## What is being asked
Tally the lines that contain "bloomberg" and report the total alone.

(A run of records)
□ □ □ □
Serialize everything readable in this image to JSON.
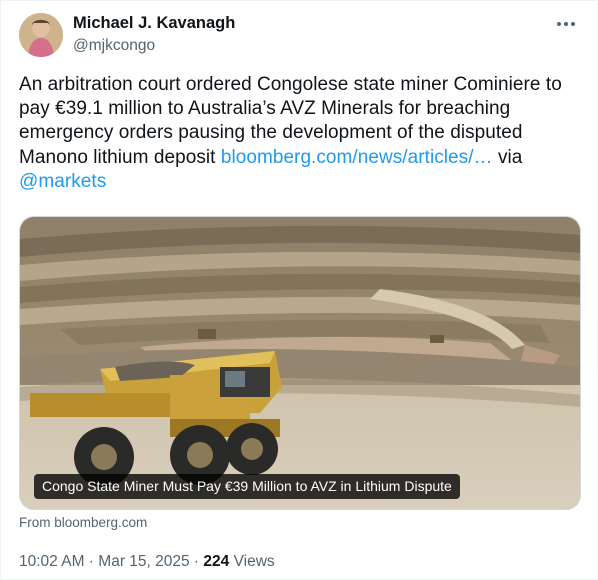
{
  "author": {
    "name": "Michael J. Kavanagh",
    "handle": "@mjkcongo",
    "avatar_icon": "avatar-photo"
  },
  "more_icon": "more-horizontal-icon",
  "tweet": {
    "text_before_link": "An arbitration court ordered Congolese state miner Cominiere to pay €39.1 million to Australia’s AVZ Minerals for breaching emergency orders pausing the development of the disputed Manono lithium deposit ",
    "link_text": "bloomberg.com/news/articles/…",
    "text_between": " via ",
    "mention": "@markets"
  },
  "card": {
    "title": "Congo State Miner Must Pay €39 Million to AVZ in Lithium Dispute",
    "source": "From bloomberg.com"
  },
  "meta": {
    "time": "10:02 AM",
    "separator1": " · ",
    "date": "Mar 15, 2025",
    "separator2": " · ",
    "views_count": "224",
    "views_label": " Views"
  },
  "colors": {
    "link": "#1d9bf0",
    "secondary_text": "#536471",
    "primary_text": "#0f1419"
  }
}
□ □ □ □
## Solved problem
2